*AIM*
Your task is to transcribe the records exactly, skipping every image.

Data records
>> Start

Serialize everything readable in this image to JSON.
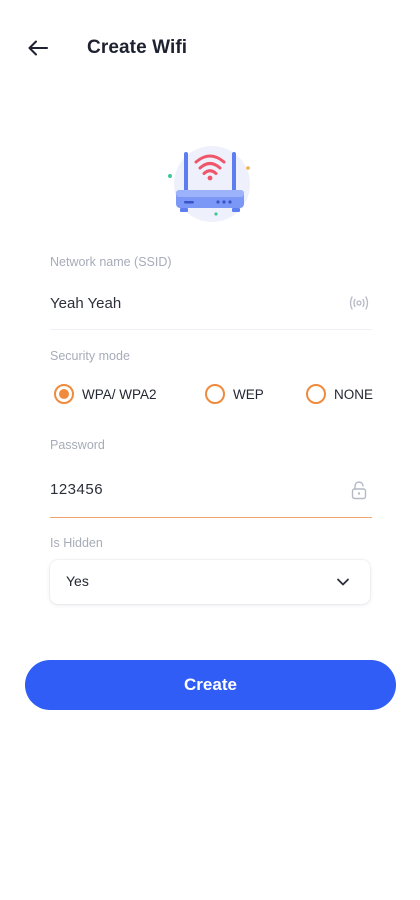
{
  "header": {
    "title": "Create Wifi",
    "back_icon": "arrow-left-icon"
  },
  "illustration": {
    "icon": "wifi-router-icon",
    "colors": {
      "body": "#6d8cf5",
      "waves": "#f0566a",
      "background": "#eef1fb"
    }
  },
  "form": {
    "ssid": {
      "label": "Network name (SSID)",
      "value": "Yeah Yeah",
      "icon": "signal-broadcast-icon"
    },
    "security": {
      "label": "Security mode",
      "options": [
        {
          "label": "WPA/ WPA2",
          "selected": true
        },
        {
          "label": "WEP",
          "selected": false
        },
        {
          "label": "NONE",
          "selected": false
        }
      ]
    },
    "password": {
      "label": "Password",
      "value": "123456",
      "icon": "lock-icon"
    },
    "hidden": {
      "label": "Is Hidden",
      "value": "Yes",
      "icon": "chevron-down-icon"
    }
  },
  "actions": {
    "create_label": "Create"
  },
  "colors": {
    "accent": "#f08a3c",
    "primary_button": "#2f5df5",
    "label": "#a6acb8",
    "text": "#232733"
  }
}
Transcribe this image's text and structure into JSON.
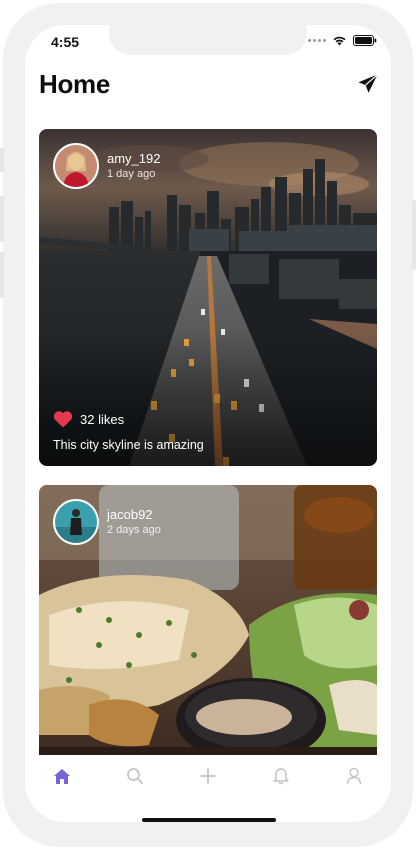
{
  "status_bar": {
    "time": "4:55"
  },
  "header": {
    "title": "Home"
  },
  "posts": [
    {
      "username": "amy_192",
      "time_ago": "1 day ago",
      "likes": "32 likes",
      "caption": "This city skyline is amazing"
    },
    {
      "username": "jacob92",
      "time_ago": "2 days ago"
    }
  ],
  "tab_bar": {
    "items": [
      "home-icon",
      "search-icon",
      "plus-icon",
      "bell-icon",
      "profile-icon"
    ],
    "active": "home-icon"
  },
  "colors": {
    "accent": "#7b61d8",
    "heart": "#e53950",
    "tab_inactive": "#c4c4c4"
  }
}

>> End

*RESULT OF THE EXERCISE*
Serialize everything readable in this image to JSON.
{
  "header": {
    "title": "Create Wifi",
    "back_icon": "arrow-left-icon"
  },
  "illustration": {
    "icon": "wifi-router-icon",
    "colors": {
      "body": "#6d8cf5",
      "waves": "#f0566a",
      "background": "#eef1fb"
    }
  },
  "form": {
    "ssid": {
      "label": "Network name (SSID)",
      "value": "Yeah Yeah",
      "icon": "signal-broadcast-icon"
    },
    "security": {
      "label": "Security mode",
      "options": [
        {
          "label": "WPA/ WPA2",
          "selected": true
        },
        {
          "label": "WEP",
          "selected": false
        },
        {
          "label": "NONE",
          "selected": false
        }
      ]
    },
    "password": {
      "label": "Password",
      "value": "123456",
      "icon": "lock-icon"
    },
    "hidden": {
      "label": "Is Hidden",
      "value": "Yes",
      "icon": "chevron-down-icon"
    }
  },
  "actions": {
    "create_label": "Create"
  },
  "colors": {
    "accent": "#f08a3c",
    "primary_button": "#2f5df5",
    "label": "#a6acb8",
    "text": "#232733"
  }
}
Transcribe this image's text and structure into JSON.
{
  "status_bar": {
    "time": "4:55"
  },
  "header": {
    "title": "Home"
  },
  "posts": [
    {
      "username": "amy_192",
      "time_ago": "1 day ago",
      "likes": "32 likes",
      "caption": "This city skyline is amazing"
    },
    {
      "username": "jacob92",
      "time_ago": "2 days ago"
    }
  ],
  "tab_bar": {
    "items": [
      "home-icon",
      "search-icon",
      "plus-icon",
      "bell-icon",
      "profile-icon"
    ],
    "active": "home-icon"
  },
  "colors": {
    "accent": "#7b61d8",
    "heart": "#e53950",
    "tab_inactive": "#c4c4c4"
  }
}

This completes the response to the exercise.